--- Set task ---
Please quote every line word for word.
---------- Task inputs
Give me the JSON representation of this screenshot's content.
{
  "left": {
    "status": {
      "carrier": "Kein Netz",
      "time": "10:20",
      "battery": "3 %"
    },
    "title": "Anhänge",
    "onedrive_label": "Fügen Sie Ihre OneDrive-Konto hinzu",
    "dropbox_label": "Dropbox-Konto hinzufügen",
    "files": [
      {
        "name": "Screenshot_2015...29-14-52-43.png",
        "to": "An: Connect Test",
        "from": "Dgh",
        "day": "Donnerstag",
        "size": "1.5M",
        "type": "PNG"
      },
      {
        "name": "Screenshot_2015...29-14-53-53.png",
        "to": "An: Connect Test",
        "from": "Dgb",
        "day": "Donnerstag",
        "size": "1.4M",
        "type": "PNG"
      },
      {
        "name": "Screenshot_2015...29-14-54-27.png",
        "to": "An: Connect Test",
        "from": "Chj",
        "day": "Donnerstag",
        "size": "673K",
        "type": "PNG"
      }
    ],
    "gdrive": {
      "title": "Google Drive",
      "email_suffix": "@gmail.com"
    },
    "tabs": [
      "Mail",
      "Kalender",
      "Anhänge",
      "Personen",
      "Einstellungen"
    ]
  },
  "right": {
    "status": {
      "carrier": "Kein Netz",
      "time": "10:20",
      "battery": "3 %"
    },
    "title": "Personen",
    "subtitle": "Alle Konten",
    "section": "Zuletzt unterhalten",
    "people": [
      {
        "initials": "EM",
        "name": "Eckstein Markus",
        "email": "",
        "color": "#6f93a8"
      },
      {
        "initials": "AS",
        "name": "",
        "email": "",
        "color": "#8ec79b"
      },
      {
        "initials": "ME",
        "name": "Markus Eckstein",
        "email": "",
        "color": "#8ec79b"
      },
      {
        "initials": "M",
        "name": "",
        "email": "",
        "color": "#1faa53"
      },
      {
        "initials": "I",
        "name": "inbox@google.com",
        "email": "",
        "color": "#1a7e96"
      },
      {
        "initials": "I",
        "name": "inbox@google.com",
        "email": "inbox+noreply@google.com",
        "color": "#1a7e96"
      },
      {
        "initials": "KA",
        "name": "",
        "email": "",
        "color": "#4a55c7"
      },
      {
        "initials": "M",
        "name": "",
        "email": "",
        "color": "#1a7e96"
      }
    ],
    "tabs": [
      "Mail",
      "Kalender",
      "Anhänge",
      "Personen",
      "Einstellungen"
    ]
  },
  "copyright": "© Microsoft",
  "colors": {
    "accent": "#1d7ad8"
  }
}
--------------------
--- Final result ---
Give me the JSON representation of this screenshot's content.
{
  "left": {
    "status": {
      "carrier": "Kein Netz",
      "time": "10:20",
      "battery": "3 %"
    },
    "title": "Anhänge",
    "onedrive_label": "Fügen Sie Ihre OneDrive-Konto hinzu",
    "dropbox_label": "Dropbox-Konto hinzufügen",
    "files": [
      {
        "name": "Screenshot_2015...29-14-52-43.png",
        "to": "An: Connect Test",
        "from": "Dgh",
        "day": "Donnerstag",
        "size": "1.5M",
        "type": "PNG"
      },
      {
        "name": "Screenshot_2015...29-14-53-53.png",
        "to": "An: Connect Test",
        "from": "Dgb",
        "day": "Donnerstag",
        "size": "1.4M",
        "type": "PNG"
      },
      {
        "name": "Screenshot_2015...29-14-54-27.png",
        "to": "An: Connect Test",
        "from": "Chj",
        "day": "Donnerstag",
        "size": "673K",
        "type": "PNG"
      }
    ],
    "gdrive": {
      "title": "Google Drive",
      "email_suffix": "@gmail.com"
    },
    "tabs": [
      "Mail",
      "Kalender",
      "Anhänge",
      "Personen",
      "Einstellungen"
    ]
  },
  "right": {
    "status": {
      "carrier": "Kein Netz",
      "time": "10:20",
      "battery": "3 %"
    },
    "title": "Personen",
    "subtitle": "Alle Konten",
    "section": "Zuletzt unterhalten",
    "people": [
      {
        "initials": "EM",
        "name": "Eckstein Markus",
        "email": "",
        "color": "#6f93a8"
      },
      {
        "initials": "AS",
        "name": "",
        "email": "",
        "color": "#8ec79b"
      },
      {
        "initials": "ME",
        "name": "Markus Eckstein",
        "email": "",
        "color": "#8ec79b"
      },
      {
        "initials": "M",
        "name": "",
        "email": "",
        "color": "#1faa53"
      },
      {
        "initials": "I",
        "name": "inbox@google.com",
        "email": "",
        "color": "#1a7e96"
      },
      {
        "initials": "I",
        "name": "inbox@google.com",
        "email": "inbox+noreply@google.com",
        "color": "#1a7e96"
      },
      {
        "initials": "KA",
        "name": "",
        "email": "",
        "color": "#4a55c7"
      },
      {
        "initials": "M",
        "name": "",
        "email": "",
        "color": "#1a7e96"
      }
    ],
    "tabs": [
      "Mail",
      "Kalender",
      "Anhänge",
      "Personen",
      "Einstellungen"
    ]
  },
  "copyright": "© Microsoft",
  "colors": {
    "accent": "#1d7ad8"
  }
}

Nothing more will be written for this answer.